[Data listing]

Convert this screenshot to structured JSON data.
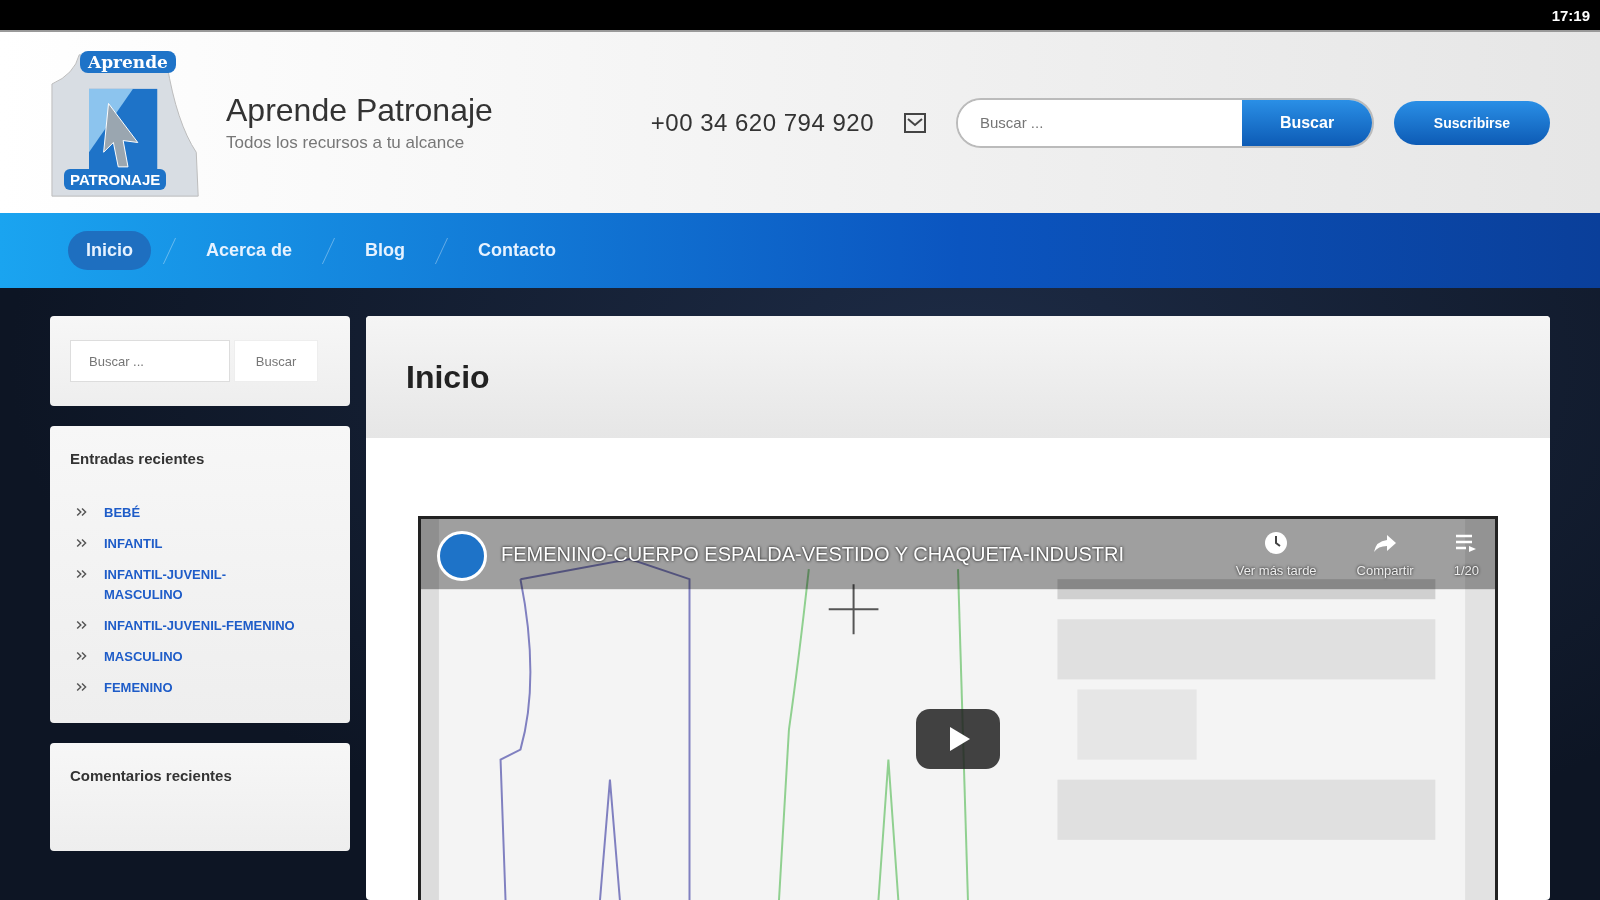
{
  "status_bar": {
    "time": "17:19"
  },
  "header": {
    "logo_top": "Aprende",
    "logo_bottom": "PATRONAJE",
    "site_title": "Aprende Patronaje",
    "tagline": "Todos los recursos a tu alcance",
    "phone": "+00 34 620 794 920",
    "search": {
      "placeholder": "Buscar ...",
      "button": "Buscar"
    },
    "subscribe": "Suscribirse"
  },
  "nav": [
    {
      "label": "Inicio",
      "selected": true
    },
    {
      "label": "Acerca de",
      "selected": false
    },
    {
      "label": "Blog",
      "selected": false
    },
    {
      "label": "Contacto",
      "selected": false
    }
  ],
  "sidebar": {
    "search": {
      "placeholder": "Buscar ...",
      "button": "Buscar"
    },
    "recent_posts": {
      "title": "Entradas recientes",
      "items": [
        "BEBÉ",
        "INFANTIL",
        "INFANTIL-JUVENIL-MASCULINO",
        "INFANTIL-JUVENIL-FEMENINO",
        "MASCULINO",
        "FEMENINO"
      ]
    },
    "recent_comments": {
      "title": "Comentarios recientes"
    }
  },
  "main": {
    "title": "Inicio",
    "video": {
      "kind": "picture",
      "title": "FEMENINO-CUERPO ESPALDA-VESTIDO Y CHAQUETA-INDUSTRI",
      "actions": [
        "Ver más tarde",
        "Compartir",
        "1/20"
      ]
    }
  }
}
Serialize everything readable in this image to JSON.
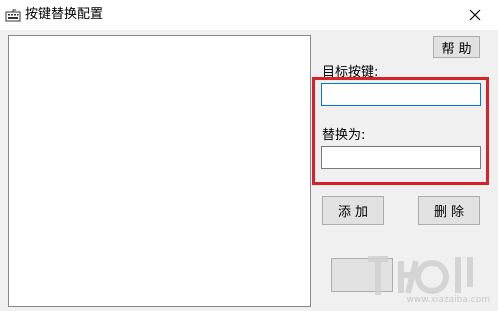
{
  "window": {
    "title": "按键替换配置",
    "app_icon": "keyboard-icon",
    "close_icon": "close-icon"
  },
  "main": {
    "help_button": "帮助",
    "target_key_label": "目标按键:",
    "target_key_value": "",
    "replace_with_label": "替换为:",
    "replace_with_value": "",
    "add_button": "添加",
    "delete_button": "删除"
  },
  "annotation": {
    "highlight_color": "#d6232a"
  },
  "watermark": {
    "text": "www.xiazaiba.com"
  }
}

TO DO ▸
All of the material above needs to be restated exactly, with no pictures.

THE COMPLETED TASK ▸
Convert this screenshot to structured JSON data.
{
  "status_bar": {
    "time": "17:19"
  },
  "header": {
    "logo_top": "Aprende",
    "logo_bottom": "PATRONAJE",
    "site_title": "Aprende Patronaje",
    "tagline": "Todos los recursos a tu alcance",
    "phone": "+00 34 620 794 920",
    "search": {
      "placeholder": "Buscar ...",
      "button": "Buscar"
    },
    "subscribe": "Suscribirse"
  },
  "nav": [
    {
      "label": "Inicio",
      "selected": true
    },
    {
      "label": "Acerca de",
      "selected": false
    },
    {
      "label": "Blog",
      "selected": false
    },
    {
      "label": "Contacto",
      "selected": false
    }
  ],
  "sidebar": {
    "search": {
      "placeholder": "Buscar ...",
      "button": "Buscar"
    },
    "recent_posts": {
      "title": "Entradas recientes",
      "items": [
        "BEBÉ",
        "INFANTIL",
        "INFANTIL-JUVENIL-MASCULINO",
        "INFANTIL-JUVENIL-FEMENINO",
        "MASCULINO",
        "FEMENINO"
      ]
    },
    "recent_comments": {
      "title": "Comentarios recientes"
    }
  },
  "main": {
    "title": "Inicio",
    "video": {
      "kind": "picture",
      "title": "FEMENINO-CUERPO ESPALDA-VESTIDO Y CHAQUETA-INDUSTRI",
      "actions": [
        "Ver más tarde",
        "Compartir",
        "1/20"
      ]
    }
  }
}
Serialize everything readable in this image to JSON.
{
  "window": {
    "title": "按键替换配置",
    "app_icon": "keyboard-icon",
    "close_icon": "close-icon"
  },
  "main": {
    "help_button": "帮助",
    "target_key_label": "目标按键:",
    "target_key_value": "",
    "replace_with_label": "替换为:",
    "replace_with_value": "",
    "add_button": "添加",
    "delete_button": "删除"
  },
  "annotation": {
    "highlight_color": "#d6232a"
  },
  "watermark": {
    "text": "www.xiazaiba.com"
  }
}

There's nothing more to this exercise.